● GOAL OF THE EXERCISE:
Could the records below be restated word for word, without a single picture?

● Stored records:
********
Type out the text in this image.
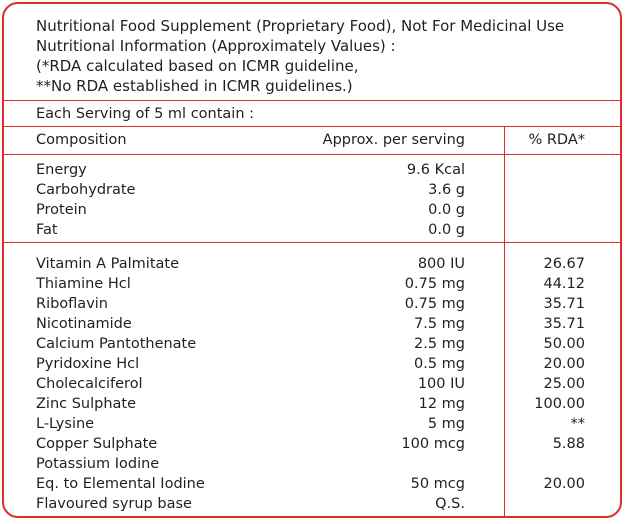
Nutritional Food Supplement (Proprietary Food), Not For Medicinal Use
Nutritional Information (Approximately Values) :
(*RDA calculated based on ICMR guideline,
**No RDA established in ICMR guidelines.)
Each Serving of 5 ml contain :
Composition	Approx. per serving	% RDA*
Energy	9.6 Kcal
Carbohydrate	3.6 g
Protein	0.0 g
Fat	0.0 g
Vitamin A Palmitate	800 IU	26.67
Thiamine Hcl	0.75 mg	44.12
Riboflavin	0.75 mg	35.71
Nicotinamide	7.5 mg	35.71
Calcium Pantothenate	2.5 mg	50.00
Pyridoxine Hcl	0.5 mg	20.00
Cholecalciferol	100 IU	25.00
Zinc Sulphate	12 mg	100.00
L-Lysine	5 mg	**
Copper Sulphate	100 mcg	5.88
Potassium Iodine
Eq. to Elemental Iodine	50 mcg	20.00
Flavoured syrup base	Q.S.
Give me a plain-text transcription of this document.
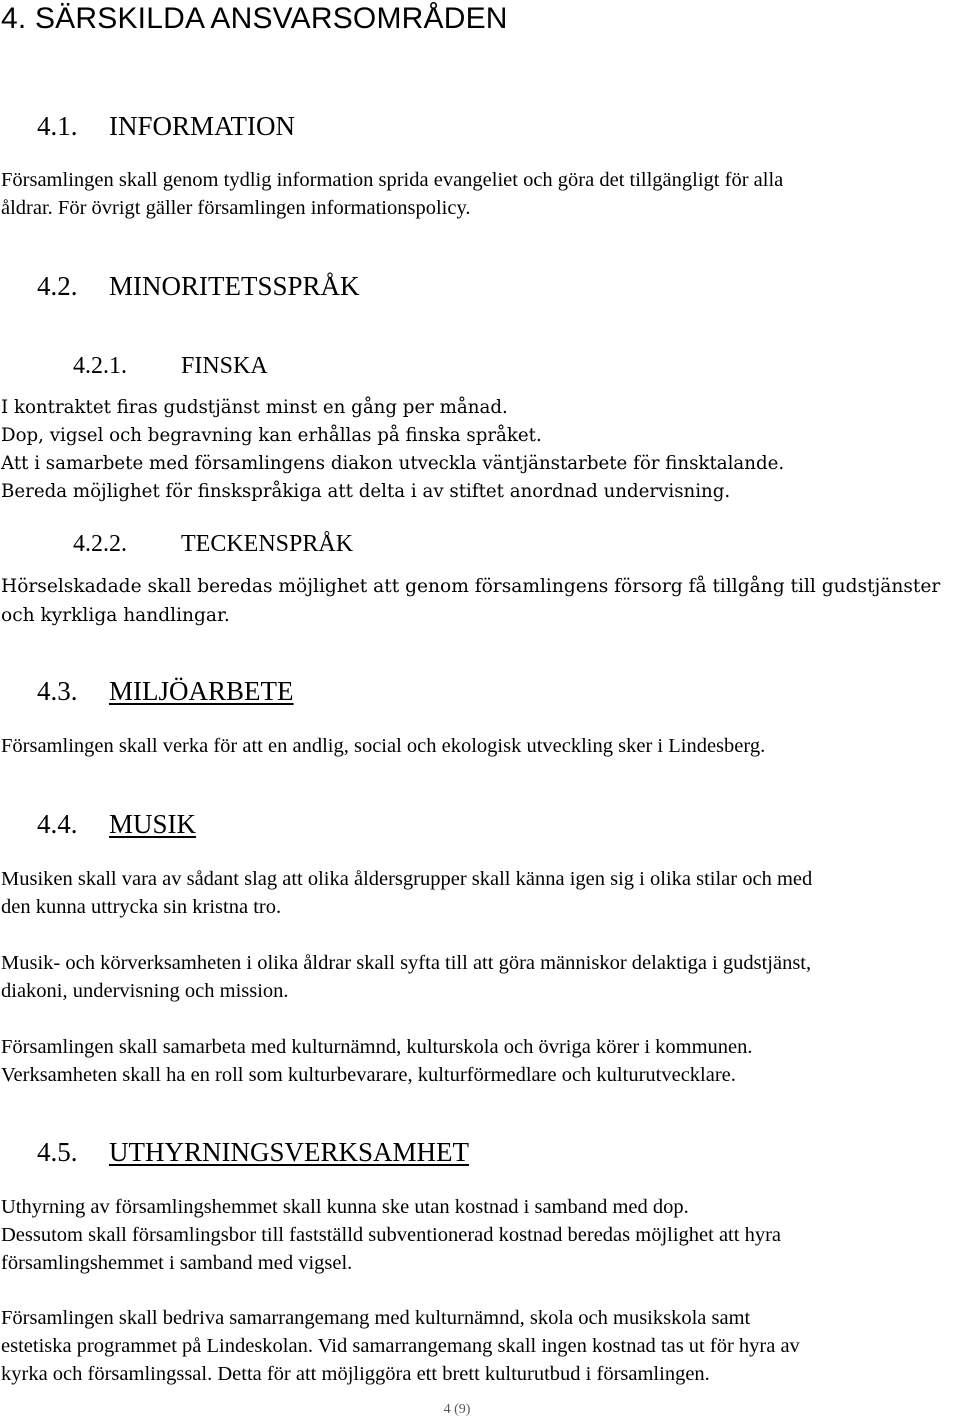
4. SÄRSKILDA ANSVARSOMRÅDEN
4.1. INFORMATION
Församlingen skall genom tydlig information sprida evangeliet och göra det tillgängligt för alla
åldrar. För övrigt gäller församlingen informationspolicy.
4.2. MINORITETSSPRÅK
4.2.1. FINSKA
I kontraktet firas gudstjänst minst en gång per månad.
Dop, vigsel och begravning kan erhållas på finska språket.
Att i samarbete med församlingens diakon utveckla väntjänstarbete för finsktalande.
Bereda möjlighet för finskspråkiga att delta i av stiftet anordnad undervisning.
4.2.2. TECKENSPRÅK
Hörselskadade skall beredas möjlighet att genom församlingens försorg få tillgång till gudstjänster
och kyrkliga handlingar.
4.3. MILJÖARBETE
Församlingen skall verka för att en andlig, social och ekologisk utveckling sker i Lindesberg.
4.4. MUSIK
Musiken skall vara av sådant slag att olika åldersgrupper skall känna igen sig i olika stilar och med
den kunna uttrycka sin kristna tro.
Musik- och körverksamheten i olika åldrar skall syfta till att göra människor delaktiga i gudstjänst,
diakoni, undervisning och mission.
Församlingen skall samarbeta med kulturnämnd, kulturskola och övriga körer i kommunen.
Verksamheten skall ha en roll som kulturbevarare, kulturförmedlare och kulturutvecklare.
4.5. UTHYRNINGSVERKSAMHET
Uthyrning av församlingshemmet skall kunna ske utan kostnad i samband med dop.
Dessutom skall församlingsbor till fastställd subventionerad kostnad beredas möjlighet att hyra
församlingshemmet i samband med vigsel.
Församlingen skall bedriva samarrangemang med kulturnämnd, skola och musikskola samt
estetiska programmet på Lindeskolan. Vid samarrangemang skall ingen kostnad tas ut för hyra av
kyrka och församlingssal. Detta för att möjliggöra ett brett kulturutbud i församlingen.
4 (9)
********
● ANSWER BOX:
Type out the text in this image.
Nutritional Food Supplement (Proprietary Food), Not For Medicinal Use
Nutritional Information (Approximately Values) :
(*RDA calculated based on ICMR guideline,
**No RDA established in ICMR guidelines.)
Each Serving of 5 ml contain :
Composition	Approx. per serving	% RDA*
Energy	9.6 Kcal
Carbohydrate	3.6 g
Protein	0.0 g
Fat	0.0 g
Vitamin A Palmitate	800 IU	26.67
Thiamine Hcl	0.75 mg	44.12
Riboflavin	0.75 mg	35.71
Nicotinamide	7.5 mg	35.71
Calcium Pantothenate	2.5 mg	50.00
Pyridoxine Hcl	0.5 mg	20.00
Cholecalciferol	100 IU	25.00
Zinc Sulphate	12 mg	100.00
L-Lysine	5 mg	**
Copper Sulphate	100 mcg	5.88
Potassium Iodine
Eq. to Elemental Iodine	50 mcg	20.00
Flavoured syrup base	Q.S.
Give me a plain-text transcription of this document.
4. SÄRSKILDA ANSVARSOMRÅDEN
4.1. INFORMATION
Församlingen skall genom tydlig information sprida evangeliet och göra det tillgängligt för alla
åldrar. För övrigt gäller församlingen informationspolicy.
4.2. MINORITETSSPRÅK
4.2.1. FINSKA
I kontraktet firas gudstjänst minst en gång per månad.
Dop, vigsel och begravning kan erhållas på finska språket.
Att i samarbete med församlingens diakon utveckla väntjänstarbete för finsktalande.
Bereda möjlighet för finskspråkiga att delta i av stiftet anordnad undervisning.
4.2.2. TECKENSPRÅK
Hörselskadade skall beredas möjlighet att genom församlingens försorg få tillgång till gudstjänster
och kyrkliga handlingar.
4.3. MILJÖARBETE
Församlingen skall verka för att en andlig, social och ekologisk utveckling sker i Lindesberg.
4.4. MUSIK
Musiken skall vara av sådant slag att olika åldersgrupper skall känna igen sig i olika stilar och med
den kunna uttrycka sin kristna tro.
Musik- och körverksamheten i olika åldrar skall syfta till att göra människor delaktiga i gudstjänst,
diakoni, undervisning och mission.
Församlingen skall samarbeta med kulturnämnd, kulturskola och övriga körer i kommunen.
Verksamheten skall ha en roll som kulturbevarare, kulturförmedlare och kulturutvecklare.
4.5. UTHYRNINGSVERKSAMHET
Uthyrning av församlingshemmet skall kunna ske utan kostnad i samband med dop.
Dessutom skall församlingsbor till fastställd subventionerad kostnad beredas möjlighet att hyra
församlingshemmet i samband med vigsel.
Församlingen skall bedriva samarrangemang med kulturnämnd, skola och musikskola samt
estetiska programmet på Lindeskolan. Vid samarrangemang skall ingen kostnad tas ut för hyra av
kyrka och församlingssal. Detta för att möjliggöra ett brett kulturutbud i församlingen.
4 (9)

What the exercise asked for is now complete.